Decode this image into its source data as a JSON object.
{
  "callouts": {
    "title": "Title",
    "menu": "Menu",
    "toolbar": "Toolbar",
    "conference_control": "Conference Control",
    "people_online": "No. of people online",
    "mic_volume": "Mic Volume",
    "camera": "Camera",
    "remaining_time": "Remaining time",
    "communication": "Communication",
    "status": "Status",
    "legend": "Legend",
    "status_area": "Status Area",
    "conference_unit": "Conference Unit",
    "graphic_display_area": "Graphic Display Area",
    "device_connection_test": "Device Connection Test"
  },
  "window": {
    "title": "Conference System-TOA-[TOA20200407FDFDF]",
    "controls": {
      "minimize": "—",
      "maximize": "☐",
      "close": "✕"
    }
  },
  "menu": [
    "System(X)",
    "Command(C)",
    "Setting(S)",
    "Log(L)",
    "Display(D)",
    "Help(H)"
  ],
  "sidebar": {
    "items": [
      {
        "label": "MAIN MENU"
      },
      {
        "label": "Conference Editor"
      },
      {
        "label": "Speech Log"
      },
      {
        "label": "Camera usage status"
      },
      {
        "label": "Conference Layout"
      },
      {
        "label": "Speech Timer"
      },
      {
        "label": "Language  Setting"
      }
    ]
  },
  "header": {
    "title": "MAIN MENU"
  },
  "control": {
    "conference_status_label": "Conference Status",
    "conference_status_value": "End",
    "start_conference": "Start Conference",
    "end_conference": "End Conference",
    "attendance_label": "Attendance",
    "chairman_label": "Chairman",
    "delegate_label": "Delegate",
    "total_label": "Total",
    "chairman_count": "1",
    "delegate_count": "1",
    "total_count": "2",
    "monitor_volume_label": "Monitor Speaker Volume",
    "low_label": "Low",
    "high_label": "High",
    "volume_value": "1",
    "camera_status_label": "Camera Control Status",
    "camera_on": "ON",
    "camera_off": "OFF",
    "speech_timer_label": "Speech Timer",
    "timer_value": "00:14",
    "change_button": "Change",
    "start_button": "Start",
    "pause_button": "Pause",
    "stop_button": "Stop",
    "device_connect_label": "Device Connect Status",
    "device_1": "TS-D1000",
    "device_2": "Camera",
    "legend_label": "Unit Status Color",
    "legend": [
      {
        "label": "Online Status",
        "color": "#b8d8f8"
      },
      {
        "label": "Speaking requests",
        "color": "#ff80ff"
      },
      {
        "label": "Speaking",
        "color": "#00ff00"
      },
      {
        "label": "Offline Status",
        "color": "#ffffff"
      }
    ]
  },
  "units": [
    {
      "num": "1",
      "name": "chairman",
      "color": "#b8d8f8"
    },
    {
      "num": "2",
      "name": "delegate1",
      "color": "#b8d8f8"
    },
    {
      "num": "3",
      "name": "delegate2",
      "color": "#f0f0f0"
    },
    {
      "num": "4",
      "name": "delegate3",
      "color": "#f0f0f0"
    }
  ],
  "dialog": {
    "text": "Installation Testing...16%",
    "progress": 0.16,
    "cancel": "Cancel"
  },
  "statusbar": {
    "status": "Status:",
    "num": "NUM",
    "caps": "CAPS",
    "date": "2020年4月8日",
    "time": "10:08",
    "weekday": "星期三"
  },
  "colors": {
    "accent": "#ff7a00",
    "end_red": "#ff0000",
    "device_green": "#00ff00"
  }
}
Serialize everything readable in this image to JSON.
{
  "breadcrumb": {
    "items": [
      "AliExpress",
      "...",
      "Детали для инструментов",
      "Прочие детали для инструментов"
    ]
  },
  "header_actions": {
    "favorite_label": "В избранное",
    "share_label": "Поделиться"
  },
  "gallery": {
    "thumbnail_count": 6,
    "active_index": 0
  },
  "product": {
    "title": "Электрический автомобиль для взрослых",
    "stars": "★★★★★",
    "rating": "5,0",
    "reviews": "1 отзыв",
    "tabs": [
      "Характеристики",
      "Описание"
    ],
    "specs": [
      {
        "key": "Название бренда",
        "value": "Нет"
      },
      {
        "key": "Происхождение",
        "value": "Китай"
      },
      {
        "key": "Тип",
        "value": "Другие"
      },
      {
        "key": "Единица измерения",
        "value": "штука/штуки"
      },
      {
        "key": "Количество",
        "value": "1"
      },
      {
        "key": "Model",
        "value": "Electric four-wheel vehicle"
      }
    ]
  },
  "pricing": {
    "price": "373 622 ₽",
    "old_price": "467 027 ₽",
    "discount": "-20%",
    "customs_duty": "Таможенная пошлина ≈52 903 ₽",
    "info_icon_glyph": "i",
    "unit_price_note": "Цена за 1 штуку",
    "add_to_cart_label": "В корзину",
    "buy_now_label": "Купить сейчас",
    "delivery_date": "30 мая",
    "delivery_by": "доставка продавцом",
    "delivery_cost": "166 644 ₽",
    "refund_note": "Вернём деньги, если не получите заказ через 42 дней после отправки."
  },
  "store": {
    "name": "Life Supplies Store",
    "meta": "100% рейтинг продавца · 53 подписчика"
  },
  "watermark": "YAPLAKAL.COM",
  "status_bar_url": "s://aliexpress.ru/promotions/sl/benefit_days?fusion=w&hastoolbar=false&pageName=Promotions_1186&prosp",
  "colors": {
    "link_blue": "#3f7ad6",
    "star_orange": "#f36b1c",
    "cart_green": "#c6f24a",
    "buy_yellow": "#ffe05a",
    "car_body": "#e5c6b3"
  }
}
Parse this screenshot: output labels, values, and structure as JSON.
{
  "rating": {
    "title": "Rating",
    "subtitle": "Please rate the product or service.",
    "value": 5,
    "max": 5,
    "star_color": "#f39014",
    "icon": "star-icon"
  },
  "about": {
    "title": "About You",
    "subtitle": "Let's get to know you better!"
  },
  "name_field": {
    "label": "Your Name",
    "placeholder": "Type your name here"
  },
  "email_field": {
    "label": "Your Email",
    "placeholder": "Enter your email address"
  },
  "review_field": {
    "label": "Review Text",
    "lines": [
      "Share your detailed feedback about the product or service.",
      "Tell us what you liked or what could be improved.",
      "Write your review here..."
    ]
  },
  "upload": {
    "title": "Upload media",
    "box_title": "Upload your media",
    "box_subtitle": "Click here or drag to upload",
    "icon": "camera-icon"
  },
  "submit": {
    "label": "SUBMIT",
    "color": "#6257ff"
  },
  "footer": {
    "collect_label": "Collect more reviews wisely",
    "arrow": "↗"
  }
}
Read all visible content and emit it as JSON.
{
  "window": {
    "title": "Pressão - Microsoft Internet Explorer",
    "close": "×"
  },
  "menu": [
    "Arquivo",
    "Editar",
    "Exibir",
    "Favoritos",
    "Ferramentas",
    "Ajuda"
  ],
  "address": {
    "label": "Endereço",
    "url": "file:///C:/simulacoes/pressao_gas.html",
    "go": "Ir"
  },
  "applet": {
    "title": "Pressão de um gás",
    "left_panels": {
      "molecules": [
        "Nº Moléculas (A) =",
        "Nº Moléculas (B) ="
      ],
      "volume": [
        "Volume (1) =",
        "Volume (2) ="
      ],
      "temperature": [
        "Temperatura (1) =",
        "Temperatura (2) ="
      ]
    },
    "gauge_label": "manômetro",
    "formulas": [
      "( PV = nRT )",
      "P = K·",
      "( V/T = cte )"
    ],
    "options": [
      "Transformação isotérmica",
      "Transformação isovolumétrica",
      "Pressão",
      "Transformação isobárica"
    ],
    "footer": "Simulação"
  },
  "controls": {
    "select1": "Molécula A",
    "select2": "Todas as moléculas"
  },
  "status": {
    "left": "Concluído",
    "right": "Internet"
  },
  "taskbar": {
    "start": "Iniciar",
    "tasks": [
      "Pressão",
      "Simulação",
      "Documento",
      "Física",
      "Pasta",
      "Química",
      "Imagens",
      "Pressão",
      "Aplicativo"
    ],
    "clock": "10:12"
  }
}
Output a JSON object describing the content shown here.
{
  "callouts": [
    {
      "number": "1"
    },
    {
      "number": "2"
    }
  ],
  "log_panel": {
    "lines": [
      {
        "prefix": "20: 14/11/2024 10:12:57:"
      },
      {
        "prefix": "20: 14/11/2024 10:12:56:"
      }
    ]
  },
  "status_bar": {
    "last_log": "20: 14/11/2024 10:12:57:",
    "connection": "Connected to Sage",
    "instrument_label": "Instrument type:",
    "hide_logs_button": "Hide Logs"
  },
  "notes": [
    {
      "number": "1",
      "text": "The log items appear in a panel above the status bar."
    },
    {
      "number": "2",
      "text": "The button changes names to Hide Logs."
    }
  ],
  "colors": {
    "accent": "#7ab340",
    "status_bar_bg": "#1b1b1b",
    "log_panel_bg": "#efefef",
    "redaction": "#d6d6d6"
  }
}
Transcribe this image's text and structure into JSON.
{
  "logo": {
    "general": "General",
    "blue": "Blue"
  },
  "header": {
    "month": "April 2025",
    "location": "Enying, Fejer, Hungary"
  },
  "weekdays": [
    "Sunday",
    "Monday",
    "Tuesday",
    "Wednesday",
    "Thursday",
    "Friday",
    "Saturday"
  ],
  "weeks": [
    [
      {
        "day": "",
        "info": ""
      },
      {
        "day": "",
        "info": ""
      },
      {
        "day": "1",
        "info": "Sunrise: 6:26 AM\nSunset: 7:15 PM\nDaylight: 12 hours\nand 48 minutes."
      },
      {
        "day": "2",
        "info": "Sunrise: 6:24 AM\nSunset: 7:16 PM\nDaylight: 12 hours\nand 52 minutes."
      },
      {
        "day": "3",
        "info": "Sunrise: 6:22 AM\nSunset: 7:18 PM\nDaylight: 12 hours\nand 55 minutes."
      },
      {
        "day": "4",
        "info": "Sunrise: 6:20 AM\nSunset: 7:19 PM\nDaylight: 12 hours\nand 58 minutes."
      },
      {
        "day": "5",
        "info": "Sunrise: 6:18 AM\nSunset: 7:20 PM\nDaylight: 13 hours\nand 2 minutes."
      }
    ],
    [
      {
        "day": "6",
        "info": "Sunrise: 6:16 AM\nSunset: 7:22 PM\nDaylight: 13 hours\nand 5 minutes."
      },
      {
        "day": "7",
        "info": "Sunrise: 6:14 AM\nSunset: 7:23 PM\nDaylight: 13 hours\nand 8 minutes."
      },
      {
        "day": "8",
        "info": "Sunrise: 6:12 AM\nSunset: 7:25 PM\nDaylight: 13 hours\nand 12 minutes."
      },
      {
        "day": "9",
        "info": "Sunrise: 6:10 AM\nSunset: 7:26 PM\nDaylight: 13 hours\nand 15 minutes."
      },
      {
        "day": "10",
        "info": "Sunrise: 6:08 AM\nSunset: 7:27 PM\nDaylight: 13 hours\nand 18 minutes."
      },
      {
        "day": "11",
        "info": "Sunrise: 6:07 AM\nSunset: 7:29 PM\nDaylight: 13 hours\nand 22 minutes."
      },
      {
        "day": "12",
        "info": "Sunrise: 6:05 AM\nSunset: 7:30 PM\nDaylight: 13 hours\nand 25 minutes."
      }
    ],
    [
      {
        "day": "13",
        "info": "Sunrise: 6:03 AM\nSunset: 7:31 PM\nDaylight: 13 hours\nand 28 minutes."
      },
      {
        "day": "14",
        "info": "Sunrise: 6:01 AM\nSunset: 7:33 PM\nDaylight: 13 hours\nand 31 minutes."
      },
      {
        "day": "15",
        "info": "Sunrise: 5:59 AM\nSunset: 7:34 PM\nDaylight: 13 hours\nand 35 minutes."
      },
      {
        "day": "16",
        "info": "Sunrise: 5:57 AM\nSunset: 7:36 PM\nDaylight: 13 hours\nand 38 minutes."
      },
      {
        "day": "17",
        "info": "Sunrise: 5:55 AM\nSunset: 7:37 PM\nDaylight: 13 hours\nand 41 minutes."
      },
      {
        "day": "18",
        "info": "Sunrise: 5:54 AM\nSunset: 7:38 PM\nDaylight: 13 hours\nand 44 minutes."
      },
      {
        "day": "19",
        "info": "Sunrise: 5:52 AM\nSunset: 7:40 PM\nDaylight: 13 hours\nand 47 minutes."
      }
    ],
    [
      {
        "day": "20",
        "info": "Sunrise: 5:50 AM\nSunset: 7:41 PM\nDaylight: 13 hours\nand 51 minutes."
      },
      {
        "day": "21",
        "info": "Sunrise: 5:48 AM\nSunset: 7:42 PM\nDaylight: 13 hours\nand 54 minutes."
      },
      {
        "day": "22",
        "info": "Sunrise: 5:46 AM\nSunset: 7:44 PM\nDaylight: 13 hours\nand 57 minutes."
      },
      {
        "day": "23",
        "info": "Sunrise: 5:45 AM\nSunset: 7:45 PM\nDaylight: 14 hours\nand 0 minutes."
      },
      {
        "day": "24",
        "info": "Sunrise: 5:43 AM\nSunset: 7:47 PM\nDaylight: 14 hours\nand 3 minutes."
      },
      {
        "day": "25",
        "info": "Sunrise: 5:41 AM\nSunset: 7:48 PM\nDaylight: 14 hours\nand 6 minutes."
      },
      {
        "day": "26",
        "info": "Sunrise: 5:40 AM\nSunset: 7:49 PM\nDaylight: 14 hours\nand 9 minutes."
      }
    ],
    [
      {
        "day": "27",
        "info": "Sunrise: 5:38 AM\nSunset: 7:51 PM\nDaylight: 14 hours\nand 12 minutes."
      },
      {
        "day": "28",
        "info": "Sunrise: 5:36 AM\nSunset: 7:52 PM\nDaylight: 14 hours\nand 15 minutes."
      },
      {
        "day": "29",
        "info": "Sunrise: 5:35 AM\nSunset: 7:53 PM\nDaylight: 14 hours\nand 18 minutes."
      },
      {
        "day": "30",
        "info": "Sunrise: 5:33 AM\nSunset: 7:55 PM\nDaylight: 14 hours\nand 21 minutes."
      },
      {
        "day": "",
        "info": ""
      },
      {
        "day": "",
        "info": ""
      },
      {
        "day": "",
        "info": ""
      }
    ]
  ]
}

·····

REQUIREMENT → From the records given above, copy all lines containing "System".

EXERCISE OUTPUT →
    "title": "Conference System-TOA-[TOA20200407FDFDF]",
    "System(X)",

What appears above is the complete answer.